-- Exercise brief --
In the entries that follow, how many lines contain the word "different"? Answer with the number only.

-- Input records --
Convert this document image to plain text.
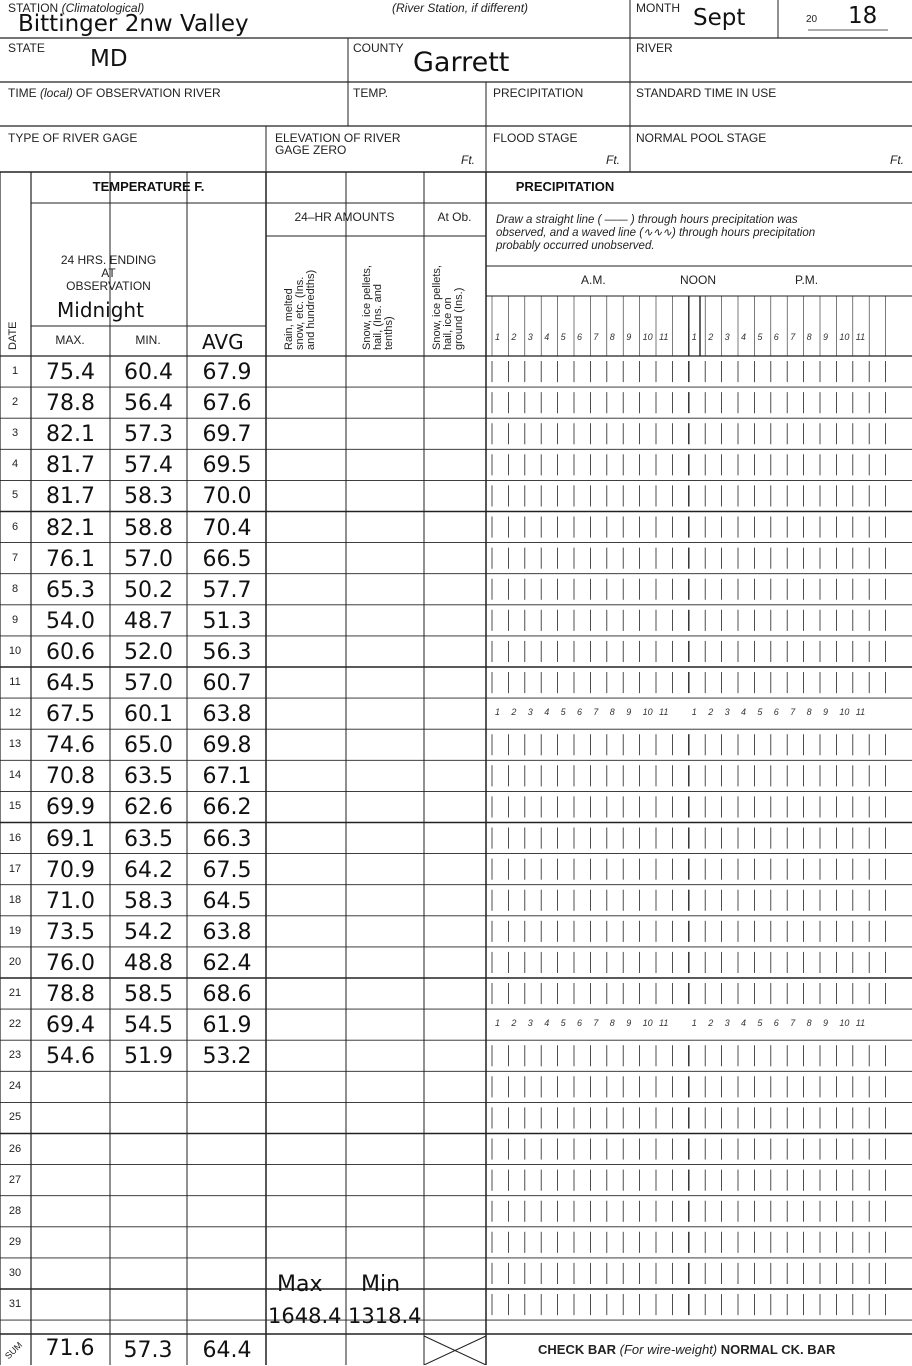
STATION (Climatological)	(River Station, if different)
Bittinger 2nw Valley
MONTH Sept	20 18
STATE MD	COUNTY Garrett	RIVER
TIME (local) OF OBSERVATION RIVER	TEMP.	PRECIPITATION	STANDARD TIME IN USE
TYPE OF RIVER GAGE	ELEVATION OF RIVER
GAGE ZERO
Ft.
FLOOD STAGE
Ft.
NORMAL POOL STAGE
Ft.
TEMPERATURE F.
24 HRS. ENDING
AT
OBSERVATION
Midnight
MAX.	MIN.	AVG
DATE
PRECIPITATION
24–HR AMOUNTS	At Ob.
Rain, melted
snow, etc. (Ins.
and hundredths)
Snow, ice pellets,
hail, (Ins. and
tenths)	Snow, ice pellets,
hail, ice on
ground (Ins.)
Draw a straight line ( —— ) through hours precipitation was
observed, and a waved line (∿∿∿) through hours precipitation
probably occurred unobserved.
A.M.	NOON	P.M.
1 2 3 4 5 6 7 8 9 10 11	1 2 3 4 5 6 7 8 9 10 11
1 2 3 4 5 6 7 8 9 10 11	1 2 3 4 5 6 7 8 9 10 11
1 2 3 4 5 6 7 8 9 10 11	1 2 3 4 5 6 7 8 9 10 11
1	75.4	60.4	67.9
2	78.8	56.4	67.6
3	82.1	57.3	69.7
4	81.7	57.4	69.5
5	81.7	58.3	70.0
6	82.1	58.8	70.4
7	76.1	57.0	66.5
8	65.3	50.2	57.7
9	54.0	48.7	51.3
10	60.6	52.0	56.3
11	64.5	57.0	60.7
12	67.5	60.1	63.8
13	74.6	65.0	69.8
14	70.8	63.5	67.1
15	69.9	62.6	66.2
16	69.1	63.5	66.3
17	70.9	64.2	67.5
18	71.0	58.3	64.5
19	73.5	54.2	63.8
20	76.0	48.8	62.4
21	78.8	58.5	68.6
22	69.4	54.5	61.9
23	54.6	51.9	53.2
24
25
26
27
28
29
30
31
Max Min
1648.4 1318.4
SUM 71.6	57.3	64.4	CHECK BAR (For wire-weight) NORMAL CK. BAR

--

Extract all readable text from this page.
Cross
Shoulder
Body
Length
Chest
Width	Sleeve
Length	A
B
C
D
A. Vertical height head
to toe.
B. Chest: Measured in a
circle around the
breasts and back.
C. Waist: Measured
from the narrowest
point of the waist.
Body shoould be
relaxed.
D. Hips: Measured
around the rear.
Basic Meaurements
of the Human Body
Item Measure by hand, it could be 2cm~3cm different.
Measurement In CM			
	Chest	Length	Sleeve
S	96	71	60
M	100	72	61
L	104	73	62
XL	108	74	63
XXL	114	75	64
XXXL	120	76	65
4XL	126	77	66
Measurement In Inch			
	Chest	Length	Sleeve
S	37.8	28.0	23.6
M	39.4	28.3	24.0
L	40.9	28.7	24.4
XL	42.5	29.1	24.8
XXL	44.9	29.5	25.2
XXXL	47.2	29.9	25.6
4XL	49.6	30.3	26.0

-- Answer to the problem --
2